# Task goal
Below are records to be output exactly, every one of them.

Stored dataset items:
*****
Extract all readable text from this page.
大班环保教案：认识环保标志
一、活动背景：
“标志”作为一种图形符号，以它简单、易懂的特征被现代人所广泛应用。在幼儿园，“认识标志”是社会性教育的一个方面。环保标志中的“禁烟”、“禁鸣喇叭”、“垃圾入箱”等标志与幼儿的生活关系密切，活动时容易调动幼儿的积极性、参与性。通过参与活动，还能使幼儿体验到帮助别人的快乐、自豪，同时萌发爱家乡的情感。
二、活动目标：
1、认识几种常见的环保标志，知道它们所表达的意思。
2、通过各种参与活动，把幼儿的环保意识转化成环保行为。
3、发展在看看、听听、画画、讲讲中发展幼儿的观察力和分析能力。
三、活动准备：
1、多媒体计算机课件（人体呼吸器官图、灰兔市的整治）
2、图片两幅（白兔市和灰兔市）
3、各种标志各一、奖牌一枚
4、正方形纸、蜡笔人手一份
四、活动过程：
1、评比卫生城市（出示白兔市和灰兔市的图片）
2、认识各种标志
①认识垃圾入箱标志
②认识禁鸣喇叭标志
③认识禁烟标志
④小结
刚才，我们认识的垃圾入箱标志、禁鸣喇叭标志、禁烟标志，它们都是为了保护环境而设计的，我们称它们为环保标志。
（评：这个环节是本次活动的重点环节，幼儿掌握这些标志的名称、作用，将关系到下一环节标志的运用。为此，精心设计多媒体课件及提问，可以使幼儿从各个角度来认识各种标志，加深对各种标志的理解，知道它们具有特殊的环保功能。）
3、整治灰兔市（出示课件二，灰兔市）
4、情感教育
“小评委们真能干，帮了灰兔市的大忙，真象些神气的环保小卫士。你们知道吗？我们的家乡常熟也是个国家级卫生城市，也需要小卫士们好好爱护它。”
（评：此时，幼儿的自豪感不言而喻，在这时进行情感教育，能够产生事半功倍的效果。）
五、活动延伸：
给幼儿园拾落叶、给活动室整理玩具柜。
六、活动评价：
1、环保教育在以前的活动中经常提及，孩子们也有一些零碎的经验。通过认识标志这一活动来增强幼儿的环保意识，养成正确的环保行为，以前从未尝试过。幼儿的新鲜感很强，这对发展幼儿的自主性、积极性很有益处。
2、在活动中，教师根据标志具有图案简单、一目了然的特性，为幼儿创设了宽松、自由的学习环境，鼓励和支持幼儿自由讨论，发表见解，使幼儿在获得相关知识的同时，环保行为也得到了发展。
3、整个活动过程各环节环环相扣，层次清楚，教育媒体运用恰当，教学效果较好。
*****
# The result
Extract all readable text from this page.
大班环保教案：认识环保标志
一、活动背景：
“标志”作为一种图形符号，以它简单、易懂的特征被现代人所广泛应用。在幼儿园，“认识标志”是社会性教育的一个方面。环保标志中的“禁烟”、“禁鸣喇叭”、“垃圾入箱”等标志与幼儿的生活关系密切，活动时容易调动幼儿的积极性、参与性。通过参与活动，还能使幼儿体验到帮助别人的快乐、自豪，同时萌发爱家乡的情感。
二、活动目标：
1、认识几种常见的环保标志，知道它们所表达的意思。
2、通过各种参与活动，把幼儿的环保意识转化成环保行为。
3、发展在看看、听听、画画、讲讲中发展幼儿的观察力和分析能力。
三、活动准备：
1、多媒体计算机课件（人体呼吸器官图、灰兔市的整治）
2、图片两幅（白兔市和灰兔市）
3、各种标志各一、奖牌一枚
4、正方形纸、蜡笔人手一份
四、活动过程：
1、评比卫生城市（出示白兔市和灰兔市的图片）
2、认识各种标志
①认识垃圾入箱标志
②认识禁鸣喇叭标志
③认识禁烟标志
④小结
刚才，我们认识的垃圾入箱标志、禁鸣喇叭标志、禁烟标志，它们都是为了保护环境而设计的，我们称它们为环保标志。
（评：这个环节是本次活动的重点环节，幼儿掌握这些标志的名称、作用，将关系到下一环节标志的运用。为此，精心设计多媒体课件及提问，可以使幼儿从各个角度来认识各种标志，加深对各种标志的理解，知道它们具有特殊的环保功能。）
3、整治灰兔市（出示课件二，灰兔市）
4、情感教育
“小评委们真能干，帮了灰兔市的大忙，真象些神气的环保小卫士。你们知道吗？我们的家乡常熟也是个国家级卫生城市，也需要小卫士们好好爱护它。”
（评：此时，幼儿的自豪感不言而喻，在这时进行情感教育，能够产生事半功倍的效果。）
五、活动延伸：
给幼儿园拾落叶、给活动室整理玩具柜。
六、活动评价：
1、环保教育在以前的活动中经常提及，孩子们也有一些零碎的经验。通过认识标志这一活动来增强幼儿的环保意识，养成正确的环保行为，以前从未尝试过。幼儿的新鲜感很强，这对发展幼儿的自主性、积极性很有益处。
2、在活动中，教师根据标志具有图案简单、一目了然的特性，为幼儿创设了宽松、自由的学习环境，鼓励和支持幼儿自由讨论，发表见解，使幼儿在获得相关知识的同时，环保行为也得到了发展。
3、整个活动过程各环节环环相扣，层次清楚，教育媒体运用恰当，教学效果较好。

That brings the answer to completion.